Update: I just noticed it again - when I visited a website with firefox where I had given some of the connected domains access via noscript, the CPU load spiked and the load average shot up from the usual around 0.20 to almost 2, with the firefox process hogging practically all of the CPU. After closing the tab with that site, the load immediately went down again. Unfortunately when I visited the site once more, the problem didn't re-occur. But it seems this might be something one should monitor.

----------

## szatox

I have noticed similar freezes after I switched to kernel 4. I can't recall it happening with kernel 3, but some other reasons make me a bit unhappy about going back.

At the beginning I blamed it on graphic drivers, however it happens with radeon as well as with fglrx. It froze when it was building kernel and it froze a few hours after building libreoffice when I was away. Can't see any pattern regarding the trigger. There is no warning. It always looks exactly the same after it happens though:

It's not kernel panic (screen just freezes and sound goes with that looped ring buffer for a few seconds)

It does not react to SysRq (and yes, I have it enabled in kernel)

It does not react to USB events like plugging devices (basically the power line is up and that's it)

It does not replay to network traffic

Of course nothing is logged in any way so there is nothing to grep through looking for hints.
------------------------------------------------
• Requirements: Reproduce the forum excerpt above about CPU spikes and system freezes in full, word for word.

• Material supplied:
------------------------------------------------
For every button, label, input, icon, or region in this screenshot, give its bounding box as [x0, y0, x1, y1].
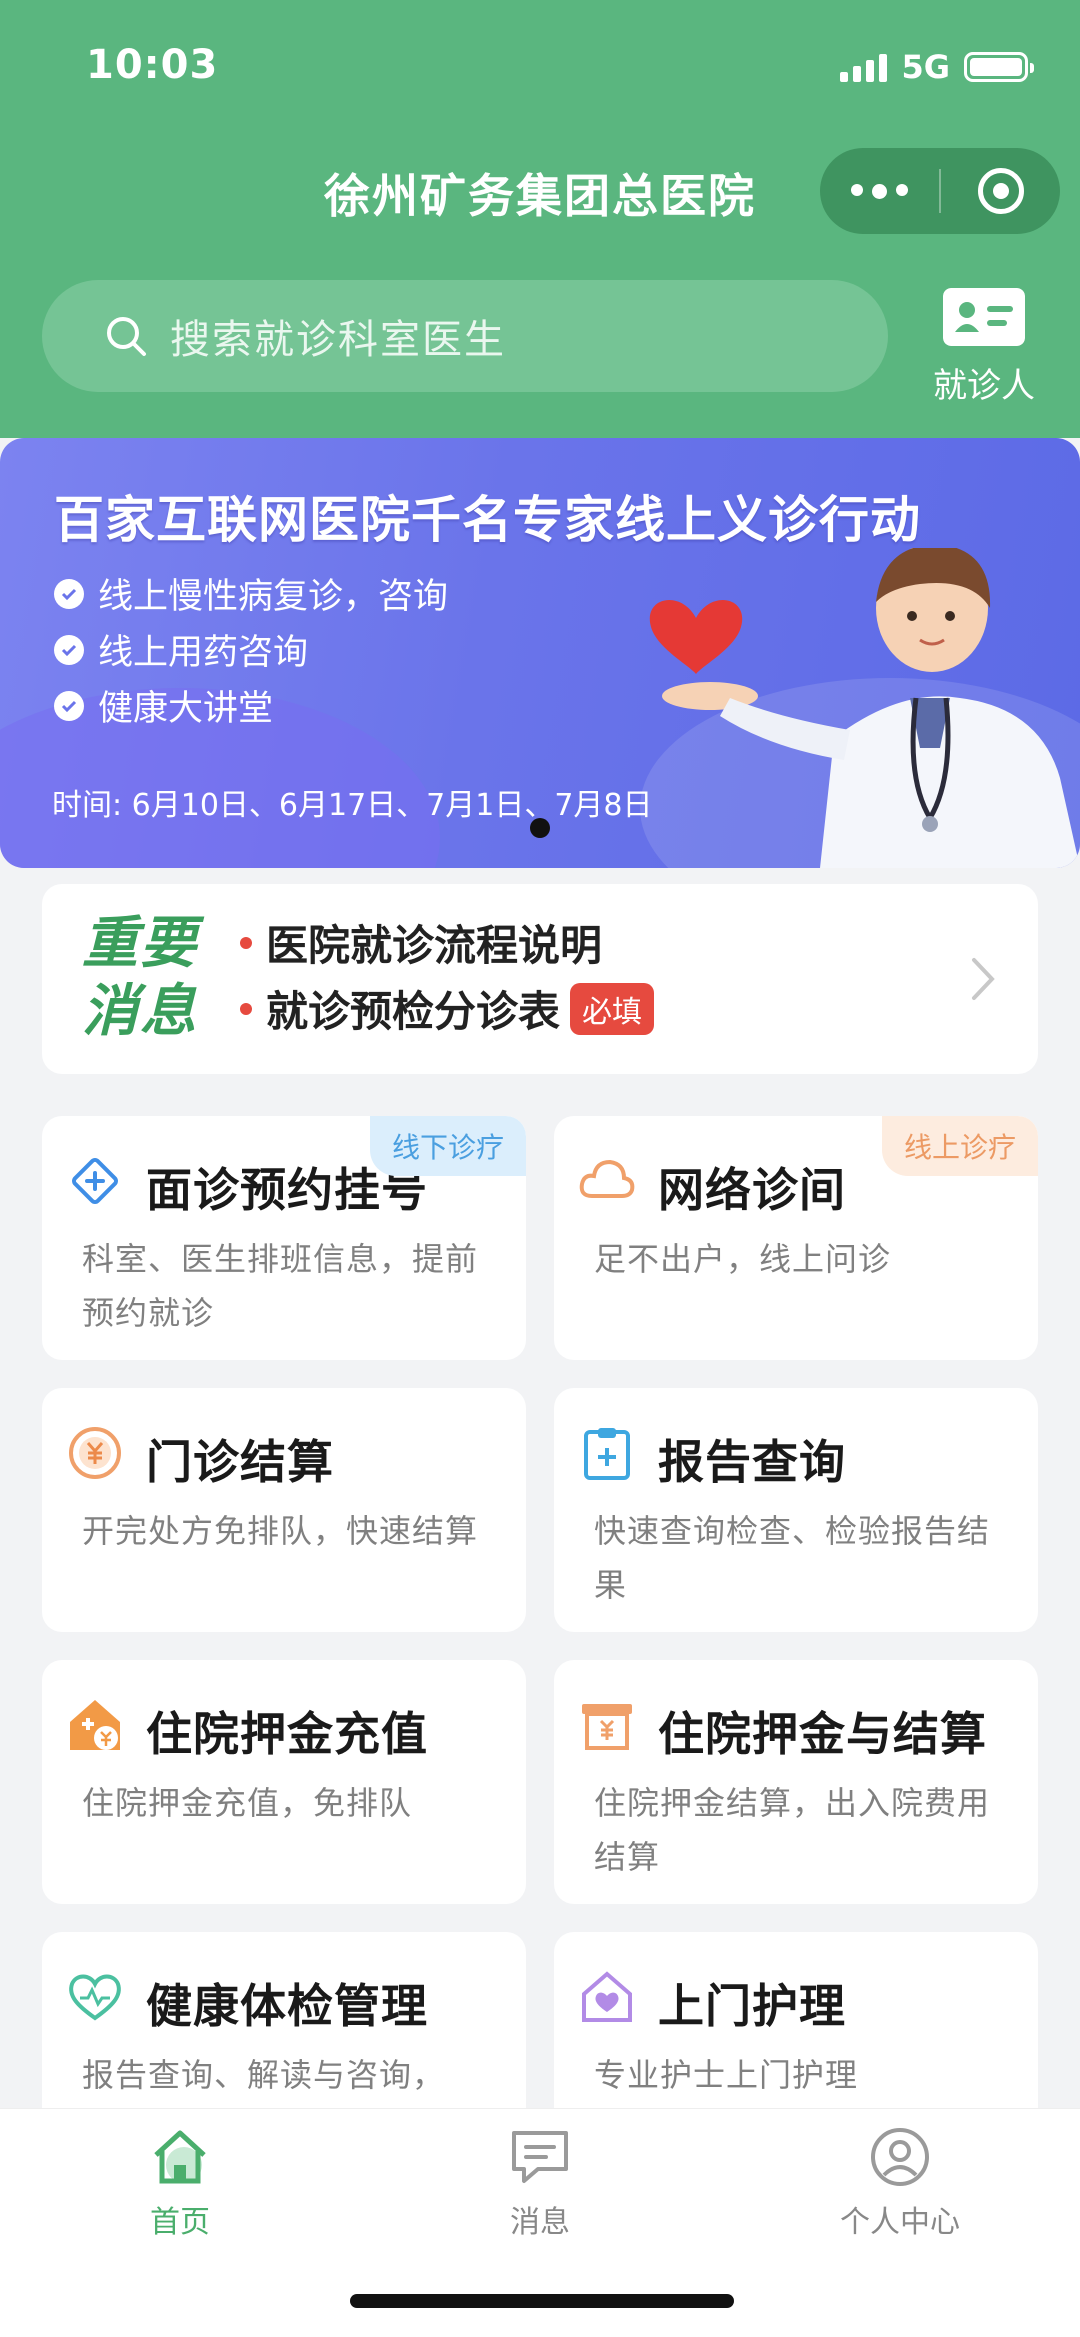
house-yuan-icon — [70, 1700, 120, 1750]
tab-home[interactable]: 首页 — [80, 2125, 280, 2241]
miniprogram-capsule — [820, 148, 1060, 234]
header: 10:03 5G 徐州矿务集团总医院 搜索就诊科室医生 就诊人 — [0, 0, 1080, 438]
online-badge: 线上诊疗 — [881, 1116, 1038, 1176]
service-outpatient-payment[interactable]: 门诊结算 开完处方免排队，快速结算 — [42, 1388, 526, 1632]
status-icons: 5G — [840, 48, 1034, 86]
check-icon — [54, 634, 84, 665]
check-icon — [54, 690, 84, 721]
patient-button[interactable]: 就诊人 — [924, 282, 1044, 407]
close-icon[interactable] — [941, 168, 1060, 214]
carousel-indicator — [530, 818, 550, 838]
banner-title: 百家互联网医院千名专家线上义诊行动 — [54, 491, 921, 549]
chevron-right-icon — [972, 958, 995, 1000]
service-appointment[interactable]: 面诊预约挂号 科室、医生排班信息，提前预约就诊 线下诊疗 — [42, 1116, 526, 1360]
home-icon — [154, 2130, 206, 2184]
important-notice[interactable]: 重要 消息 医院就诊流程说明 就诊预检分诊表 必填 — [42, 884, 1038, 1074]
banner-feature: 健康大讲堂 — [54, 680, 273, 731]
tab-messages[interactable]: 消息 — [440, 2125, 640, 2241]
signal-icon — [840, 52, 888, 82]
service-online-consult[interactable]: 网络诊间 足不出户，线上问诊 线上诊疗 — [554, 1116, 1038, 1360]
service-deposit-recharge[interactable]: 住院押金充值 住院押金充值，免排队 — [42, 1660, 526, 1904]
patient-label: 就诊人 — [933, 366, 1035, 406]
user-icon — [871, 2128, 929, 2186]
search-icon — [107, 317, 146, 356]
home-indicator — [350, 2294, 734, 2308]
cloud-icon — [579, 1159, 635, 1198]
diamond-plus-icon — [72, 1158, 118, 1204]
more-icon[interactable] — [820, 183, 939, 199]
id-card-icon — [943, 288, 1025, 346]
notice-item-process[interactable]: 医院就诊流程说明 — [240, 912, 602, 973]
home-heart-icon — [582, 1971, 632, 2022]
banner-feature: 线上慢性病复诊，咨询 — [54, 568, 448, 619]
yuan-coin-icon — [69, 1427, 121, 1479]
doctor-illustration — [649, 548, 1080, 868]
receipt-icon — [582, 1704, 632, 1750]
heart-icon — [69, 1974, 121, 2021]
check-icon — [54, 578, 84, 609]
message-icon — [512, 2131, 568, 2183]
notice-tag: 重要 消息 — [82, 911, 198, 1044]
offline-badge: 线下诊疗 — [369, 1116, 526, 1176]
service-deposit-settlement[interactable]: 住院押金与结算 住院押金结算，出入院费用结算 — [554, 1660, 1038, 1904]
promo-banner[interactable]: 百家互联网医院千名专家线上义诊行动 线上慢性病复诊，咨询 线上用药咨询 健康大讲… — [0, 438, 1080, 868]
service-report-query[interactable]: 报告查询 快速查询检查、检验报告结果 — [554, 1388, 1038, 1632]
banner-feature: 线上用药咨询 — [54, 624, 308, 675]
battery-icon — [964, 52, 1034, 82]
search-placeholder: 搜索就诊科室医生 — [170, 317, 506, 363]
required-badge: 必填 — [570, 982, 655, 1035]
banner-time: 时间: 6月10日、6月17日、7月1日、7月8日 — [52, 788, 653, 823]
status-time: 10:03 — [86, 42, 219, 88]
network-type: 5G — [901, 48, 950, 86]
clipboard-icon — [584, 1428, 630, 1480]
search-bar[interactable]: 搜索就诊科室医生 — [42, 280, 888, 392]
notice-item-triage[interactable]: 就诊预检分诊表 必填 — [240, 978, 655, 1039]
tab-profile[interactable]: 个人中心 — [800, 2125, 1000, 2241]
------------------------------------------------
• Reply to the task:
Update: I just noticed it again - when I visited a website with firefox where I had given some of the connected domains access via noscript, the CPU load spiked and the load average shot up from the usual around 0.20 to almost 2, with the firefox process hogging practically all of the CPU. After closing the tab with that site, the load immediately went down again. Unfortunately when I visited the site once more, the problem didn't re-occur. But it seems this might be something one should monitor.

----------

## szatox

I have noticed similar freezes after I switched to kernel 4. I can't recall it happening with kernel 3, but some other reasons make me a bit unhappy about going back.

At the beginning I blamed it on graphic drivers, however it happens with radeon as well as with fglrx. It froze when it was building kernel and it froze a few hours after building libreoffice when I was away. Can't see any pattern regarding the trigger. There is no warning. It always looks exactly the same after it happens though:

It's not kernel panic (screen just freezes and sound goes with that looped ring buffer for a few seconds)

It does not react to SysRq (and yes, I have it enabled in kernel)

It does not react to USB events like plugging devices (basically the power line is up and that's it)

It does not replay to network traffic

Of course nothing is logged in any way so there is nothing to grep through looking for hints.